• WHAT IS EXPECTED:
Only a number is wanted here: the number of lines of the data that include "Tools".

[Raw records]
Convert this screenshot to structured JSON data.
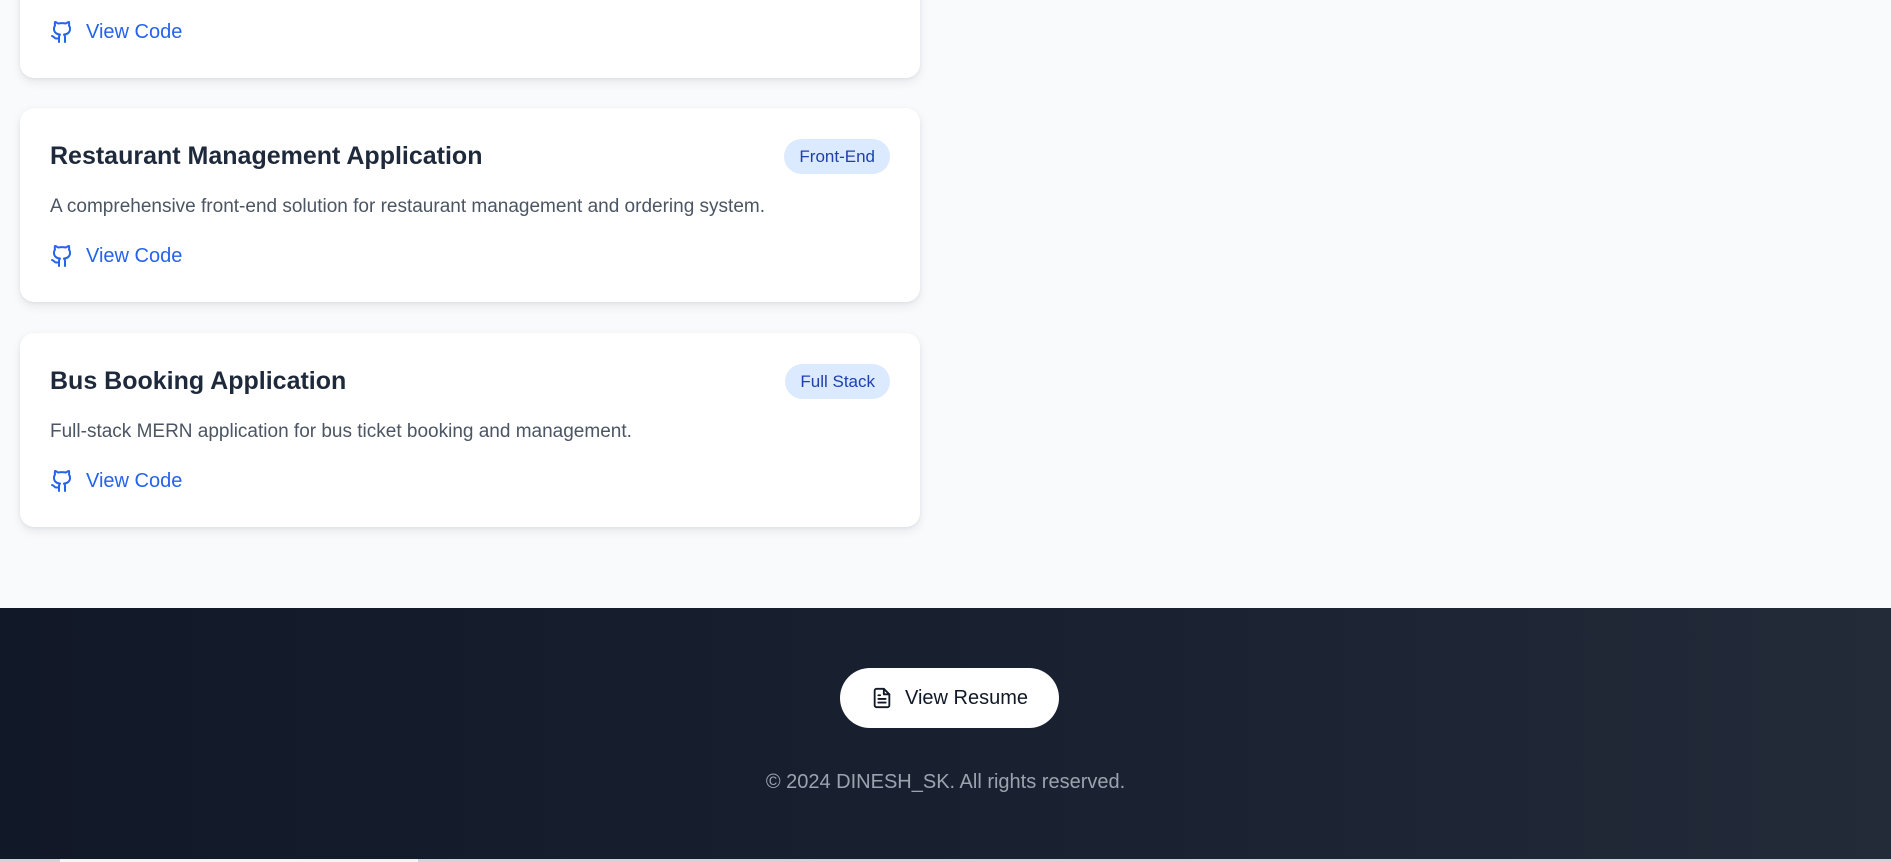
{
  "projects": [
    {
      "link_label": "View Code"
    },
    {
      "title": "Restaurant Management Application",
      "badge": "Front-End",
      "description": "A comprehensive front-end solution for restaurant management and ordering system.",
      "link_label": "View Code",
      "link_icon": "github-icon"
    },
    {
      "title": "Bus Booking Application",
      "badge": "Full Stack",
      "description": "Full-stack MERN application for bus ticket booking and management.",
      "link_label": "View Code",
      "link_icon": "github-icon"
    }
  ],
  "footer": {
    "resume_label": "View Resume",
    "resume_icon": "file-text-icon",
    "copyright": "© 2024 DINESH_SK. All rights reserved."
  },
  "colors": {
    "accent": "#2563eb",
    "badge_bg": "#dbeafe",
    "badge_text": "#1e40af",
    "footer_bg": "#111827",
    "page_bg": "#f8fafc"
  }
}
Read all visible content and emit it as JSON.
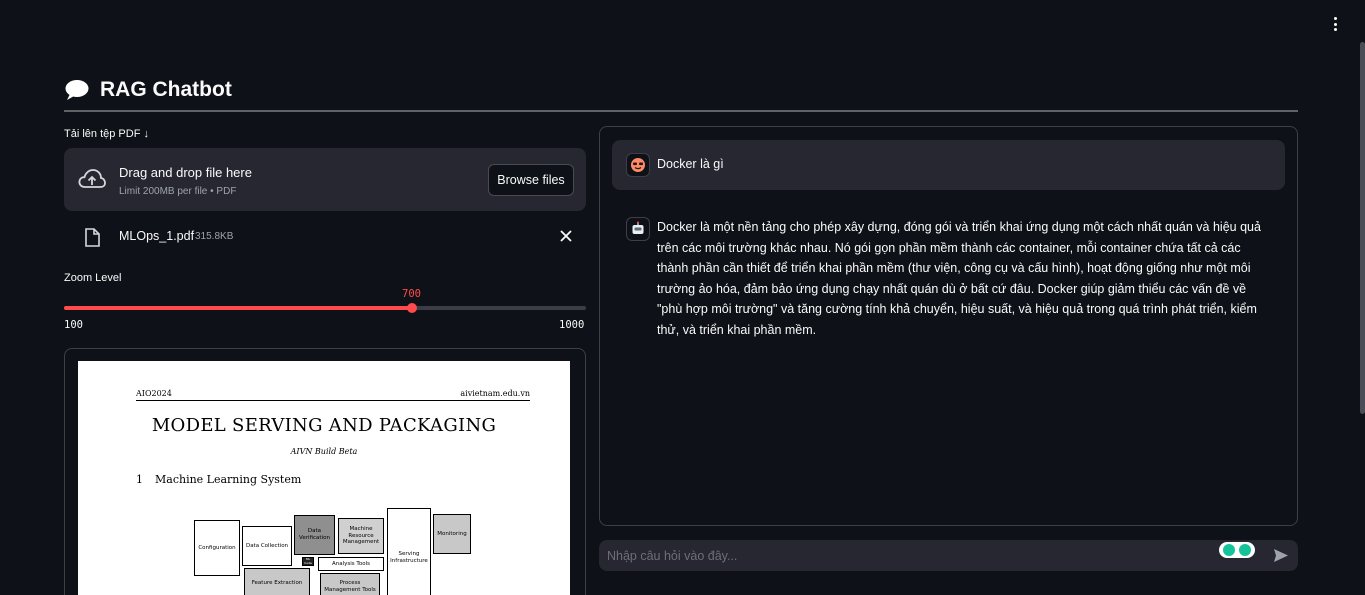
{
  "app": {
    "title": "RAG Chatbot",
    "title_icon": "speech-balloon-icon",
    "menu_icon": "kebab-menu-icon"
  },
  "uploader": {
    "label": "Tải lên tệp PDF ↓",
    "drop_text": "Drag and drop file here",
    "limit_text": "Limit 200MB per file • PDF",
    "browse_label": "Browse files",
    "icon": "cloud-upload-icon"
  },
  "uploaded_file": {
    "name": "MLOps_1.pdf",
    "size": "315.8KB",
    "icon": "file-icon",
    "remove_icon": "close-icon"
  },
  "zoom": {
    "label": "Zoom Level",
    "value": "700",
    "min": "100",
    "max": "1000",
    "value_num": 700,
    "min_num": 100,
    "max_num": 1000,
    "accent": "#ff4b4b"
  },
  "pdf_preview": {
    "header_left": "AIO2024",
    "header_right": "aivietnam.edu.vn",
    "title": "MODEL SERVING AND PACKAGING",
    "subtitle": "AIVN Build Beta",
    "section_num": "1",
    "section_title": "Machine Learning System",
    "diagram": {
      "configuration": "Configuration",
      "data_collection": "Data Collection",
      "data_verification": "Data Verification",
      "ml_code": "ML Code",
      "machine_resource": "Machine Resource Management",
      "serving": "Serving Infrastructure",
      "monitoring": "Monitoring",
      "analysis_tools": "Analysis Tools",
      "feature_extraction": "Feature Extraction",
      "process_mgmt": "Process Management Tools"
    }
  },
  "chat": {
    "messages": [
      {
        "role": "user",
        "avatar": "user-avatar-icon",
        "text": "Docker là gì"
      },
      {
        "role": "assistant",
        "avatar": "bot-avatar-icon",
        "text": "Docker là một nền tảng cho phép xây dựng, đóng gói và triển khai ứng dụng một cách nhất quán và hiệu quả trên các môi trường khác nhau. Nó gói gọn phần mềm thành các container, mỗi container chứa tất cả các thành phần cần thiết để triển khai phần mềm (thư viện, công cụ và cấu hình), hoạt động giống như một môi trường ảo hóa, đảm bảo ứng dụng chạy nhất quán dù ở bất cứ đâu. Docker giúp giảm thiểu các vấn đề về \"phù hợp môi trường\" và tăng cường tính khả chuyển, hiệu suất, và hiệu quả trong quá trình phát triển, kiểm thử, và triển khai phần mềm."
      }
    ],
    "input_placeholder": "Nhập câu hỏi vào đây...",
    "send_icon": "send-icon",
    "extension_icon": "grammarly-icon"
  }
}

• TASK RESULT:
2